▸ Short task:
Determine how many lines contain the string "근로환경". Reply with that figure and nothing else.

▸ Records for this task:
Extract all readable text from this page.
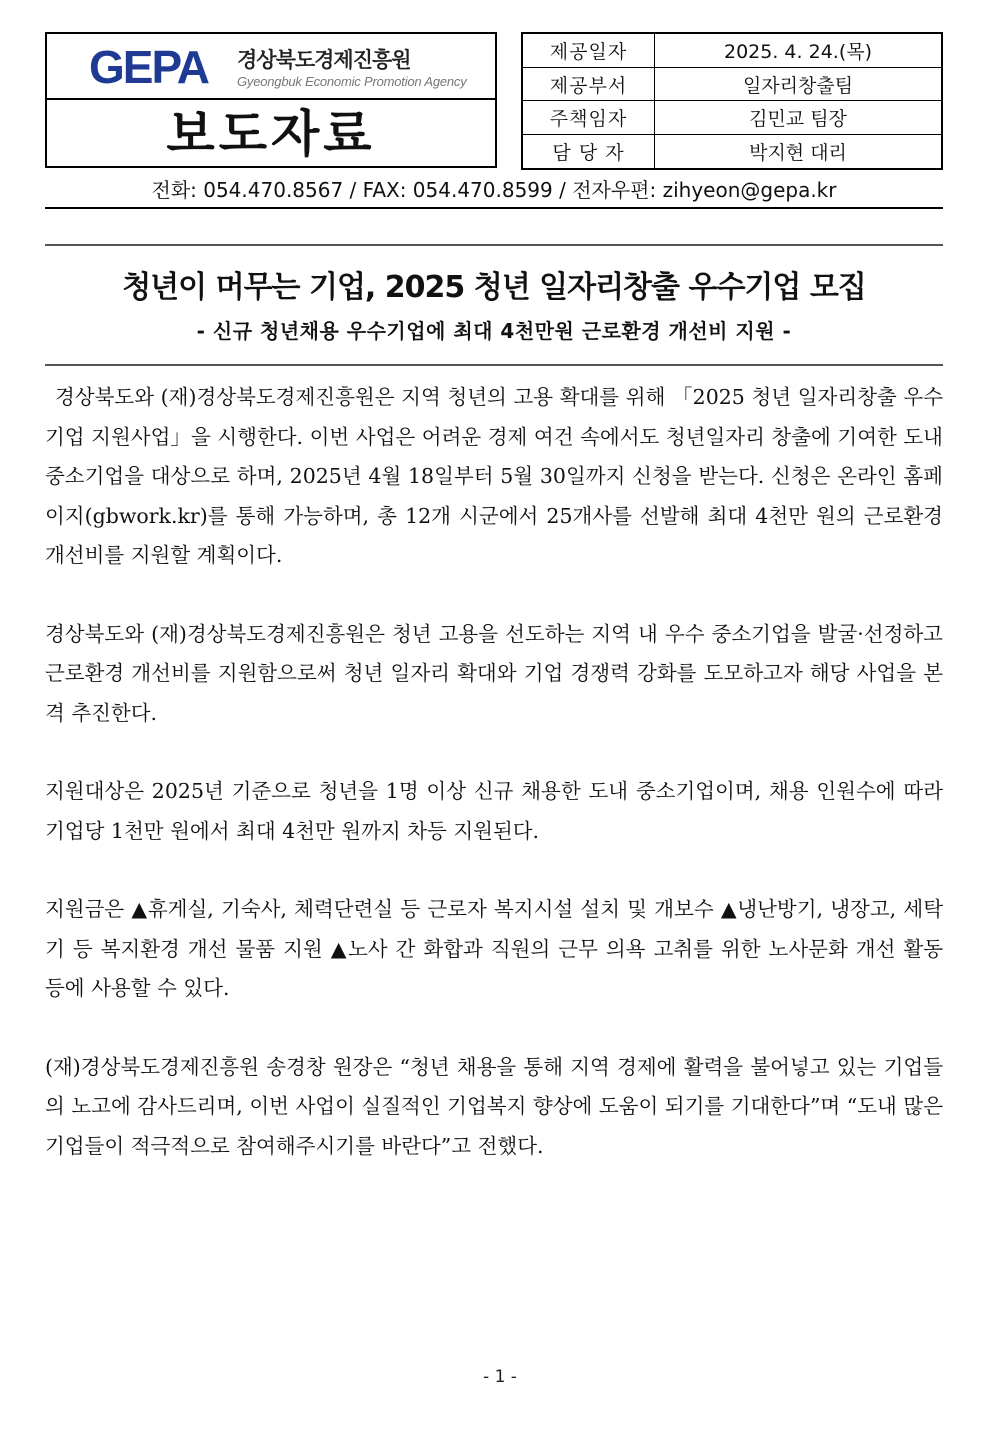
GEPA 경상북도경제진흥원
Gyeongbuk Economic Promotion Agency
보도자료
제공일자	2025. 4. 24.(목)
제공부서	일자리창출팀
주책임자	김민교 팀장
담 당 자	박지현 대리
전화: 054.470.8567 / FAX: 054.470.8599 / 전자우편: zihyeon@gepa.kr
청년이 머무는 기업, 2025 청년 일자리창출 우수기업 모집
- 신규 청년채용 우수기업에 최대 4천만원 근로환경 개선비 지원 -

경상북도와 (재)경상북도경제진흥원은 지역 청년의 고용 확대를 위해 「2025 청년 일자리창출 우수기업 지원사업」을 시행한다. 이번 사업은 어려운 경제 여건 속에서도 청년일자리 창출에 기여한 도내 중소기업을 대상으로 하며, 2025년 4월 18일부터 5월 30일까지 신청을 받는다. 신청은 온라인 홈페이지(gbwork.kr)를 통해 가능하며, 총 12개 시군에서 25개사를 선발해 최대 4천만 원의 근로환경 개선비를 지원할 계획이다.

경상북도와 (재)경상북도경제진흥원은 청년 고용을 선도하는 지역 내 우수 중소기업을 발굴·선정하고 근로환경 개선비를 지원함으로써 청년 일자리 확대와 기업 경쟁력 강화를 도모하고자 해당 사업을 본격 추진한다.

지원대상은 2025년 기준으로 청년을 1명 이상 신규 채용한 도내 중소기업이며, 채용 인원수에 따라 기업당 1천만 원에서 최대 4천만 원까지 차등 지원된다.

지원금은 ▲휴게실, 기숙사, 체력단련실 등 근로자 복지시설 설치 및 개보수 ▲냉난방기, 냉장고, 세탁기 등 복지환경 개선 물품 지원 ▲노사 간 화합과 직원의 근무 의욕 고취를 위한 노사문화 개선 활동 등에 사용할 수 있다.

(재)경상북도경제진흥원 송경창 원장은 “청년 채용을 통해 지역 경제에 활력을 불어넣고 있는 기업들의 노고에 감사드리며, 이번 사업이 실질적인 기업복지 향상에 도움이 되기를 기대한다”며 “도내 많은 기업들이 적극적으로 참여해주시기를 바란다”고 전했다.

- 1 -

▸ Expected output:
3